Provided information:

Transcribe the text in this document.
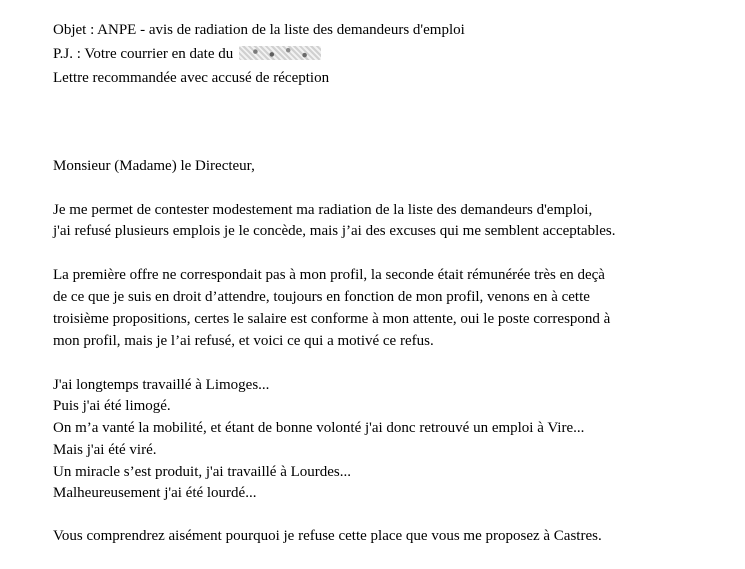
Objet : ANPE - avis de radiation de la liste des demandeurs d'emploi

P.J. : Votre courrier en date du

Lettre recommandée avec accusé de réception

Monsieur (Madame) le Directeur,

Je me permet de contester modestement ma radiation de la liste des demandeurs d'emploi,

j'ai refusé plusieurs emplois je le concède, mais j’ai des excuses qui me semblent acceptables.

La première offre ne correspondait pas à mon profil, la seconde était rémunérée très en deçà

de ce que je suis en droit d’attendre, toujours en fonction de mon profil, venons en à cette

troisième propositions, certes le salaire est conforme à mon attente, oui le poste correspond à

mon profil, mais je l’ai refusé, et voici ce qui a motivé ce refus.

J'ai longtemps travaillé à Limoges...

Puis j'ai été limogé.

On m’a vanté la mobilité, et étant de bonne volonté j'ai donc retrouvé un emploi à Vire...

Mais j'ai été viré.

Un miracle s’est produit, j'ai travaillé à Lourdes...

Malheureusement j'ai été lourdé...

Vous comprendrez aisément pourquoi je refuse cette place que vous me proposez à Castres.
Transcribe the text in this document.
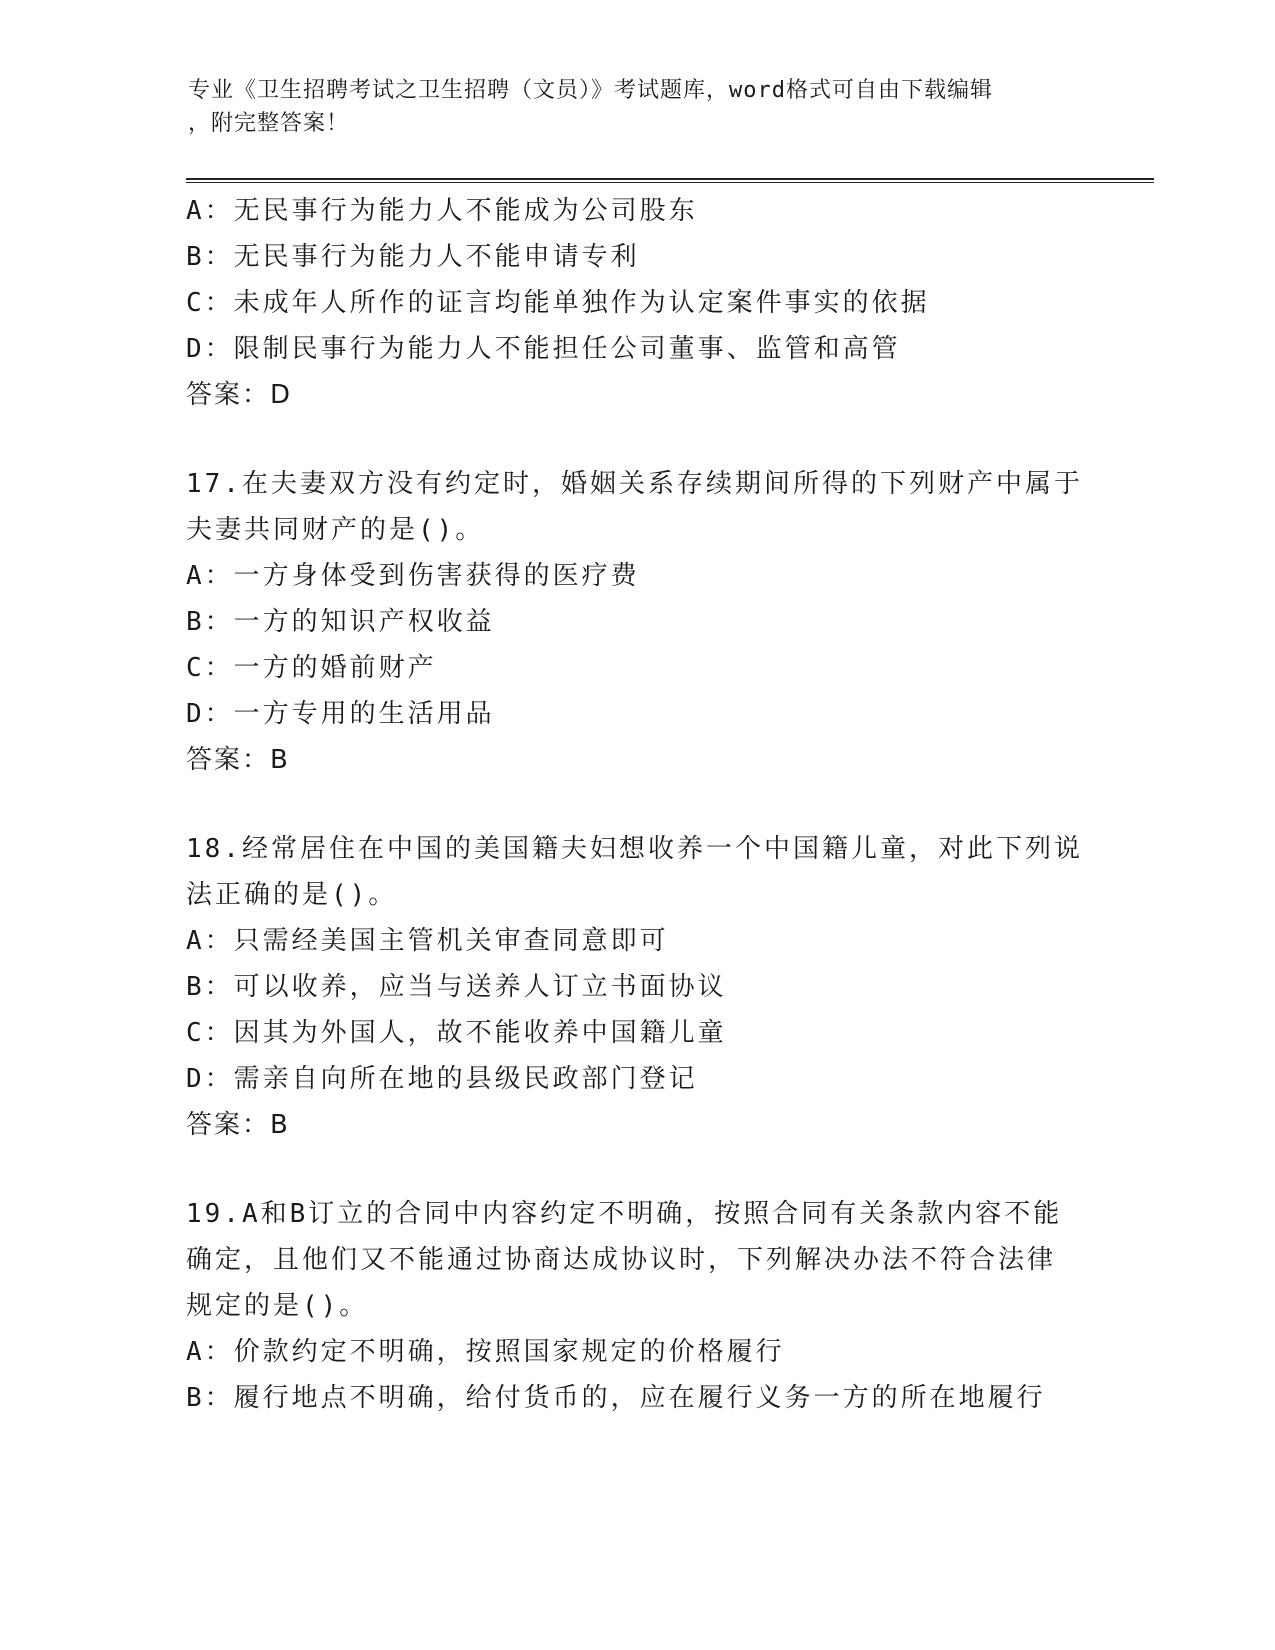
专业《卫生招聘考试之卫生招聘（文员）》考试题库，word格式可自由下载编辑
，附完整答案！
A：无民事行为能力人不能成为公司股东
B：无民事行为能力人不能申请专利
C：未成年人所作的证言均能单独作为认定案件事实的依据
D：限制民事行为能力人不能担任公司董事、监管和高管
答案：D
17.在夫妻双方没有约定时，婚姻关系存续期间所得的下列财产中属于
夫妻共同财产的是()。
A：一方身体受到伤害获得的医疗费
B：一方的知识产权收益
C：一方的婚前财产
D：一方专用的生活用品
答案：B
18.经常居住在中国的美国籍夫妇想收养一个中国籍儿童，对此下列说
法正确的是()。
A：只需经美国主管机关审查同意即可
B：可以收养，应当与送养人订立书面协议
C：因其为外国人，故不能收养中国籍儿童
D：需亲自向所在地的县级民政部门登记
答案：B
19.A和B订立的合同中内容约定不明确，按照合同有关条款内容不能
确定，且他们又不能通过协商达成协议时，下列解决办法不符合法律
规定的是()。
A：价款约定不明确，按照国家规定的价格履行
B：履行地点不明确，给付货币的，应在履行义务一方的所在地履行
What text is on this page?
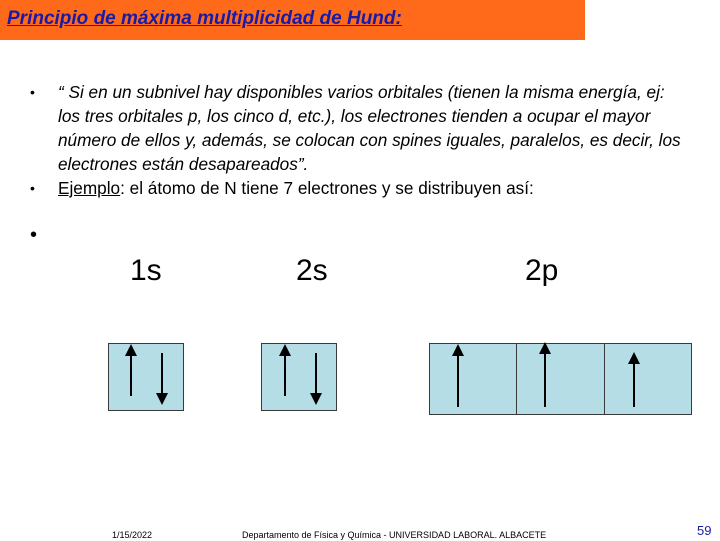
Principio de máxima multiplicidad de Hund:
• “ Si en un subnivel hay disponibles varios orbitales (tienen la misma energía, ej: los tres orbitales p, los cinco d, etc.), los electrones tienden a ocupar el mayor número de ellos y, además, se colocan con spines iguales, paralelos, es decir, los electrones están desapareados”.
• Ejemplo: el átomo de N tiene 7 electrones y se distribuyen así:
•
1s	2s	2p
1/15/2022	Departamento de Física y Química - UNIVERSIDAD LABORAL. ALBACETE	59
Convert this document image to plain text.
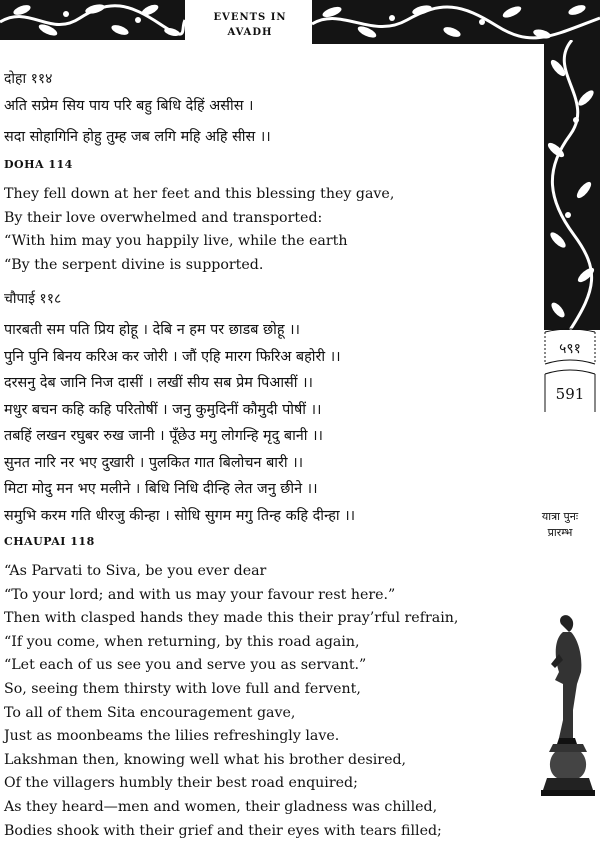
EVENTS IN
AVADH
५९१
591
यात्रा पुनः
प्रारम्भ
दोहा ११४
अति सप्रेम सिय पाय परि बहु बिधि देहिं असीस ।
सदा सोहागिनि होहु तुम्ह जब लगि महि अहि सीस ।।
DOHA 114
They fell down at her feet and this blessing they gave,
By their love overwhelmed and transported:
“With him may you happily live, while the earth
“By the serpent divine is supported.
चौपाई ११८
पारबती सम पति प्रिय होहू । देबि न हम पर छाडब छोहू ।।
पुनि पुनि बिनय करिअ कर जोरी । जौं एहि मारग फिरिअ बहोरी ।।
दरसनु देब जानि निज दासीं । लखीं सीय सब प्रेम पिआसीं ।।
मधुर बचन कहि कहि परितोषीं । जनु कुमुदिनीं कौमुदी पोषीं ।।
तबहिं लखन रघुबर रुख जानी । पूँछेउ मगु लोगन्हि मृदु बानी ।।
सुनत नारि नर भए दुखारी । पुलकित गात बिलोचन बारी ।।
मिटा मोदु मन भए मलीने । बिधि निधि दीन्हि लेत जनु छीने ।।
समुभि करम गति धीरजु कीन्हा । सोधि सुगम मगु तिन्ह कहि दीन्हा ।।
CHAUPAI 118
“As Parvati to Siva, be you ever dear
“To your lord; and with us may your favour rest here.”
Then with clasped hands they made this their pray’rful refrain,
“If you come, when returning, by this road again,
“Let each of us see you and serve you as servant.”
So, seeing them thirsty with love full and fervent,
To all of them Sita encouragement gave,
Just as moonbeams the lilies refreshingly lave.
Lakshman then, knowing well what his brother desired,
Of the villagers humbly their best road enquired;
As they heard—men and women, their gladness was chilled,
Bodies shook with their grief and their eyes with tears filled;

Stated task:
Nothing in the entries above should change when they are printed again, except that the pictures are dropped.

Written response:
Transcribe the text in this document.
Objet : ANPE - avis de radiation de la liste des demandeurs d'emploi

P.J. : Votre courrier en date du

Lettre recommandée avec accusé de réception

Monsieur (Madame) le Directeur,

Je me permet de contester modestement ma radiation de la liste des demandeurs d'emploi,

j'ai refusé plusieurs emplois je le concède, mais j’ai des excuses qui me semblent acceptables.

La première offre ne correspondait pas à mon profil, la seconde était rémunérée très en deçà

de ce que je suis en droit d’attendre, toujours en fonction de mon profil, venons en à cette

troisième propositions, certes le salaire est conforme à mon attente, oui le poste correspond à

mon profil, mais je l’ai refusé, et voici ce qui a motivé ce refus.

J'ai longtemps travaillé à Limoges...

Puis j'ai été limogé.

On m’a vanté la mobilité, et étant de bonne volonté j'ai donc retrouvé un emploi à Vire...

Mais j'ai été viré.

Un miracle s’est produit, j'ai travaillé à Lourdes...

Malheureusement j'ai été lourdé...

Vous comprendrez aisément pourquoi je refuse cette place que vous me proposez à Castres.
Transcribe the text in this document.
专业《卫生招聘考试之卫生招聘（文员）》考试题库，word格式可自由下载编辑
，附完整答案！
A：无民事行为能力人不能成为公司股东
B：无民事行为能力人不能申请专利
C：未成年人所作的证言均能单独作为认定案件事实的依据
D：限制民事行为能力人不能担任公司董事、监管和高管
答案：D
17.在夫妻双方没有约定时，婚姻关系存续期间所得的下列财产中属于
夫妻共同财产的是()。
A：一方身体受到伤害获得的医疗费
B：一方的知识产权收益
C：一方的婚前财产
D：一方专用的生活用品
答案：B
18.经常居住在中国的美国籍夫妇想收养一个中国籍儿童，对此下列说
法正确的是()。
A：只需经美国主管机关审查同意即可
B：可以收养，应当与送养人订立书面协议
C：因其为外国人，故不能收养中国籍儿童
D：需亲自向所在地的县级民政部门登记
答案：B
19.A和B订立的合同中内容约定不明确，按照合同有关条款内容不能
确定，且他们又不能通过协商达成协议时，下列解决办法不符合法律
规定的是()。
A：价款约定不明确，按照国家规定的价格履行
B：履行地点不明确，给付货币的，应在履行义务一方的所在地履行
What text is on this page?
Principio de máxima multiplicidad de Hund:
• “ Si en un subnivel hay disponibles varios orbitales (tienen la misma energía, ej: los tres orbitales p, los cinco d, etc.), los electrones tienden a ocupar el mayor número de ellos y, además, se colocan con spines iguales, paralelos, es decir, los electrones están desapareados”.
• Ejemplo: el átomo de N tiene 7 electrones y se distribuyen así:
•
1s	2s	2p
1/15/2022	Departamento de Física y Química - UNIVERSIDAD LABORAL. ALBACETE	59
Convert this document image to plain text.
EVENTS IN
AVADH
५९१
591
यात्रा पुनः
प्रारम्भ
दोहा ११४
अति सप्रेम सिय पाय परि बहु बिधि देहिं असीस ।
सदा सोहागिनि होहु तुम्ह जब लगि महि अहि सीस ।।
DOHA 114
They fell down at her feet and this blessing they gave,
By their love overwhelmed and transported:
“With him may you happily live, while the earth
“By the serpent divine is supported.
चौपाई ११८
पारबती सम पति प्रिय होहू । देबि न हम पर छाडब छोहू ।।
पुनि पुनि बिनय करिअ कर जोरी । जौं एहि मारग फिरिअ बहोरी ।।
दरसनु देब जानि निज दासीं । लखीं सीय सब प्रेम पिआसीं ।।
मधुर बचन कहि कहि परितोषीं । जनु कुमुदिनीं कौमुदी पोषीं ।।
तबहिं लखन रघुबर रुख जानी । पूँछेउ मगु लोगन्हि मृदु बानी ।।
सुनत नारि नर भए दुखारी । पुलकित गात बिलोचन बारी ।।
मिटा मोदु मन भए मलीने । बिधि निधि दीन्हि लेत जनु छीने ।।
समुभि करम गति धीरजु कीन्हा । सोधि सुगम मगु तिन्ह कहि दीन्हा ।।
CHAUPAI 118
“As Parvati to Siva, be you ever dear
“To your lord; and with us may your favour rest here.”
Then with clasped hands they made this their pray’rful refrain,
“If you come, when returning, by this road again,
“Let each of us see you and serve you as servant.”
So, seeing them thirsty with love full and fervent,
To all of them Sita encouragement gave,
Just as moonbeams the lilies refreshingly lave.
Lakshman then, knowing well what his brother desired,
Of the villagers humbly their best road enquired;
As they heard—men and women, their gladness was chilled,
Bodies shook with their grief and their eyes with tears filled;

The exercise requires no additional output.